Given entries ::

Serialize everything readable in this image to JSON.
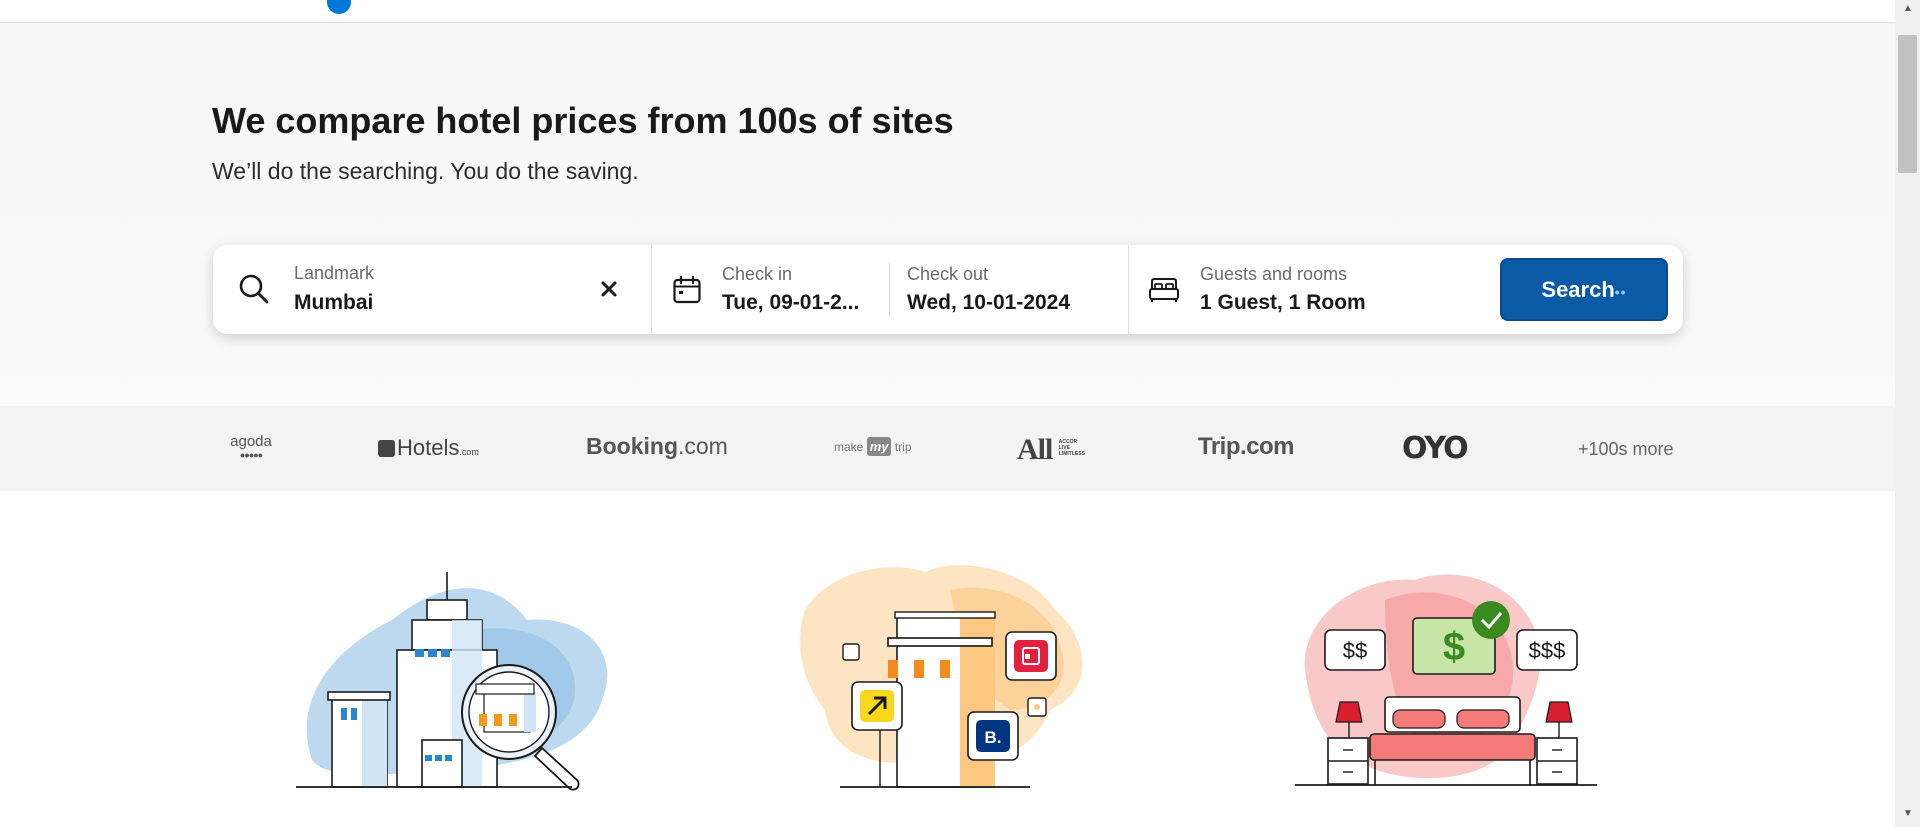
{
  "hero": {
    "title": "We compare hotel prices from 100s of sites",
    "subtitle": "We’ll do the searching. You do the saving."
  },
  "search": {
    "landmark_label": "Landmark",
    "landmark_value": "Mumbai",
    "checkin_label": "Check in",
    "checkin_value": "Tue, 09-01-2...",
    "checkout_label": "Check out",
    "checkout_value": "Wed, 10-01-2024",
    "guests_label": "Guests and rooms",
    "guests_value": "1 Guest, 1 Room",
    "button_label": "Search",
    "button_dots": "••"
  },
  "partners": {
    "agoda": "agoda",
    "agoda_dots": "●●●●●",
    "hotels": "Hotels",
    "hotels_suffix": ".com",
    "booking": "Booking",
    "booking_suffix": ".com",
    "mmt_make": "make",
    "mmt_my": "my",
    "mmt_trip": "trip",
    "accor_all": "All",
    "accor_sub": [
      "ACCOR",
      "LIVE",
      "LIMITLESS"
    ],
    "trip": "Trip.com",
    "oyo": "OYO",
    "more": "+100s more"
  },
  "illustrations": {
    "price_low": "$$",
    "price_best": "$",
    "price_high": "$$$",
    "booking_badge": "B."
  },
  "colors": {
    "accent": "#0a5aa6",
    "brand_dot": "#0077d9",
    "hero_bg": "#f6f6f6",
    "partner_band": "#f3f3f3"
  },
  "icons": {
    "landmark": "search-icon",
    "clear": "close-icon",
    "dates": "calendar-icon",
    "guests": "bed-icon"
  }
}
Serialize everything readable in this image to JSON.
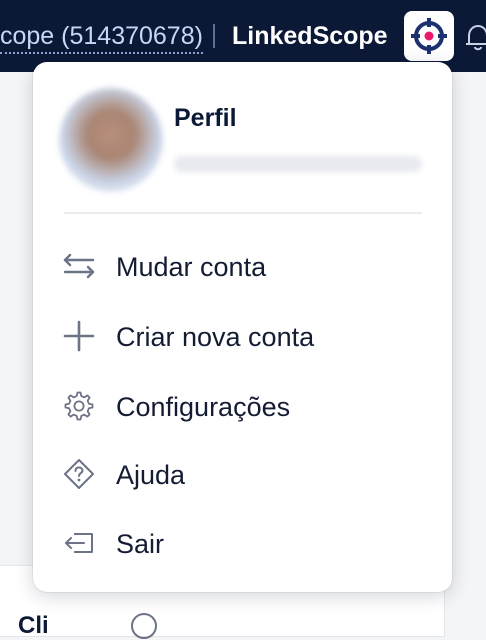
{
  "topbar": {
    "account_link": "cope (514370678)",
    "app_name": "LinkedScope",
    "colors": {
      "background": "#0b1936",
      "logo_accent": "#e8196d",
      "logo_ring": "#1d3170"
    },
    "icons": {
      "app_logo": "crosshair-logo-icon",
      "notifications": "bell-icon"
    }
  },
  "background_page": {
    "card_title_partial": "Cli",
    "icons": {
      "info": "info-icon"
    }
  },
  "dropdown": {
    "profile": {
      "title": "Perfil",
      "avatar": "avatar"
    },
    "items": [
      {
        "label": "Mudar conta",
        "icon": "swap-arrows-icon"
      },
      {
        "label": "Criar nova conta",
        "icon": "plus-icon"
      },
      {
        "label": "Configurações",
        "icon": "gear-icon"
      },
      {
        "label": "Ajuda",
        "icon": "help-diamond-icon"
      },
      {
        "label": "Sair",
        "icon": "logout-icon"
      }
    ]
  }
}
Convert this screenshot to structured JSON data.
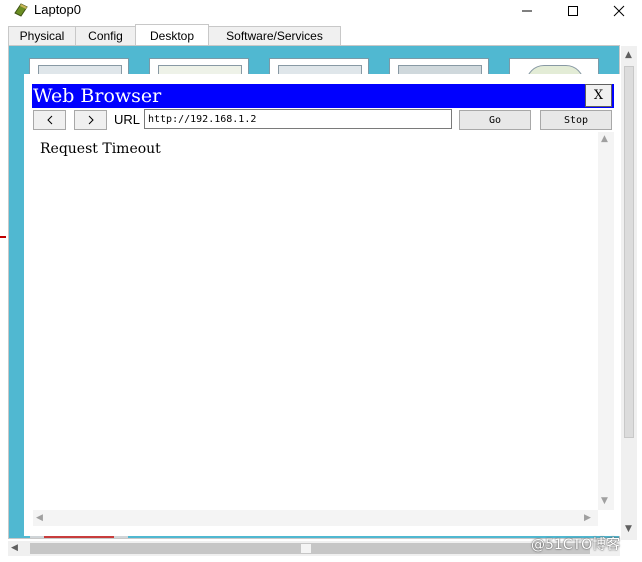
{
  "window": {
    "title": "Laptop0",
    "controls": {
      "minimize_icon": "minimize-icon",
      "maximize_icon": "maximize-icon",
      "close_icon": "close-icon"
    }
  },
  "tabs": [
    {
      "label": "Physical",
      "active": false
    },
    {
      "label": "Config",
      "active": false
    },
    {
      "label": "Desktop",
      "active": true
    },
    {
      "label": "Software/Services",
      "active": false
    }
  ],
  "desktop": {
    "background_color": "#50b8d1"
  },
  "browser": {
    "title": "Web Browser",
    "close_label": "X",
    "title_bar_color": "#0000ff",
    "back_label": "<",
    "forward_label": ">",
    "url_label": "URL",
    "url_value": "http://192.168.1.2",
    "go_label": "Go",
    "stop_label": "Stop",
    "page_message": "Request Timeout"
  },
  "watermark": "@51CTO博客"
}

What you have to do :: Copy out all the data exactly; skip the pictures.

Solution ::
Serialize everything readable in this image to JSON.
{
  "hero": {
    "title": "We compare hotel prices from 100s of sites",
    "subtitle": "We’ll do the searching. You do the saving."
  },
  "search": {
    "landmark_label": "Landmark",
    "landmark_value": "Mumbai",
    "checkin_label": "Check in",
    "checkin_value": "Tue, 09-01-2...",
    "checkout_label": "Check out",
    "checkout_value": "Wed, 10-01-2024",
    "guests_label": "Guests and rooms",
    "guests_value": "1 Guest, 1 Room",
    "button_label": "Search",
    "button_dots": "••"
  },
  "partners": {
    "agoda": "agoda",
    "agoda_dots": "●●●●●",
    "hotels": "Hotels",
    "hotels_suffix": ".com",
    "booking": "Booking",
    "booking_suffix": ".com",
    "mmt_make": "make",
    "mmt_my": "my",
    "mmt_trip": "trip",
    "accor_all": "All",
    "accor_sub": [
      "ACCOR",
      "LIVE",
      "LIMITLESS"
    ],
    "trip": "Trip.com",
    "oyo": "OYO",
    "more": "+100s more"
  },
  "illustrations": {
    "price_low": "$$",
    "price_best": "$",
    "price_high": "$$$",
    "booking_badge": "B."
  },
  "colors": {
    "accent": "#0a5aa6",
    "brand_dot": "#0077d9",
    "hero_bg": "#f6f6f6",
    "partner_band": "#f3f3f3"
  },
  "icons": {
    "landmark": "search-icon",
    "clear": "close-icon",
    "dates": "calendar-icon",
    "guests": "bed-icon"
  }
}
Serialize everything readable in this image to JSON.
{
  "topbar": {
    "account_link": "cope (514370678)",
    "app_name": "LinkedScope",
    "colors": {
      "background": "#0b1936",
      "logo_accent": "#e8196d",
      "logo_ring": "#1d3170"
    },
    "icons": {
      "app_logo": "crosshair-logo-icon",
      "notifications": "bell-icon"
    }
  },
  "background_page": {
    "card_title_partial": "Cli",
    "icons": {
      "info": "info-icon"
    }
  },
  "dropdown": {
    "profile": {
      "title": "Perfil",
      "avatar": "avatar"
    },
    "items": [
      {
        "label": "Mudar conta",
        "icon": "swap-arrows-icon"
      },
      {
        "label": "Criar nova conta",
        "icon": "plus-icon"
      },
      {
        "label": "Configurações",
        "icon": "gear-icon"
      },
      {
        "label": "Ajuda",
        "icon": "help-diamond-icon"
      },
      {
        "label": "Sair",
        "icon": "logout-icon"
      }
    ]
  }
}
Convert this screenshot to structured JSON data.
{
  "window": {
    "title": "Laptop0",
    "controls": {
      "minimize_icon": "minimize-icon",
      "maximize_icon": "maximize-icon",
      "close_icon": "close-icon"
    }
  },
  "tabs": [
    {
      "label": "Physical",
      "active": false
    },
    {
      "label": "Config",
      "active": false
    },
    {
      "label": "Desktop",
      "active": true
    },
    {
      "label": "Software/Services",
      "active": false
    }
  ],
  "desktop": {
    "background_color": "#50b8d1"
  },
  "browser": {
    "title": "Web Browser",
    "close_label": "X",
    "title_bar_color": "#0000ff",
    "back_label": "<",
    "forward_label": ">",
    "url_label": "URL",
    "url_value": "http://192.168.1.2",
    "go_label": "Go",
    "stop_label": "Stop",
    "page_message": "Request Timeout"
  },
  "watermark": "@51CTO博客"
}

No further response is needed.